[MATERIAL]:
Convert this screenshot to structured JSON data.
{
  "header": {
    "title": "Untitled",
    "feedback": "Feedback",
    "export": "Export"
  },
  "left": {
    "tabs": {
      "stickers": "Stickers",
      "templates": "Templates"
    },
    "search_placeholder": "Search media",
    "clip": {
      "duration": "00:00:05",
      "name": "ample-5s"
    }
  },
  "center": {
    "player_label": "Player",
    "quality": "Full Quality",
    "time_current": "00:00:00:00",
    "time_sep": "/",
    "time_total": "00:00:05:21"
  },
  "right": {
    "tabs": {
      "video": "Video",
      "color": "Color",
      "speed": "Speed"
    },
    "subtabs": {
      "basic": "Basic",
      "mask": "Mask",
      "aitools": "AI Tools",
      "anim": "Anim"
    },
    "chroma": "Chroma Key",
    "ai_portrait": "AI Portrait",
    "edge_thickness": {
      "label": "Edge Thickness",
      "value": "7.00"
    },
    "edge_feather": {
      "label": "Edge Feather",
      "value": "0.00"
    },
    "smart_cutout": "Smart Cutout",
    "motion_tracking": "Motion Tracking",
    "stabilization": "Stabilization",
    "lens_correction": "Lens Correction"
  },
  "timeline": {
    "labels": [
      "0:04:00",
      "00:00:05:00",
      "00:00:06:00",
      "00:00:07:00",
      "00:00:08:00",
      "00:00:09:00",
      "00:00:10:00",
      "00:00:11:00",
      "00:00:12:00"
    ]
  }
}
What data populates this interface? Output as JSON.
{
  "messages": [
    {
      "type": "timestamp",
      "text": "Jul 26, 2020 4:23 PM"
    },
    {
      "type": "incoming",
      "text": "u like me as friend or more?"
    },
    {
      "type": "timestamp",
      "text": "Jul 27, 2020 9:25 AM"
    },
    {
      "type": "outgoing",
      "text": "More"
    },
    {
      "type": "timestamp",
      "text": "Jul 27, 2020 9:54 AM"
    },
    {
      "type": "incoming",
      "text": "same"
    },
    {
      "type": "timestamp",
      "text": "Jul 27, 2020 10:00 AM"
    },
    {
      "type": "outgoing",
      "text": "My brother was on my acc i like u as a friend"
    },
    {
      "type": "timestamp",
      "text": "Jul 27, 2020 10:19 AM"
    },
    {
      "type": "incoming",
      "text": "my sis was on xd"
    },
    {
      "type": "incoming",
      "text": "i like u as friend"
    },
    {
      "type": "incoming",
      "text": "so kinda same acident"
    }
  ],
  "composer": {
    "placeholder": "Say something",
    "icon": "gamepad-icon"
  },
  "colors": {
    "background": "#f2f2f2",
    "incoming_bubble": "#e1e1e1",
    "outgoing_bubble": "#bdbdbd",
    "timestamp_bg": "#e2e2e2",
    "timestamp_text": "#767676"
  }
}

[WHAT YOU ARE ASKED TO DO]: Go over the data above and copy every line that has the word "this" in it.

[IN RESPONSE]:
Convert this screenshot to structured JSON data.
What data populates this interface? Output as JSON.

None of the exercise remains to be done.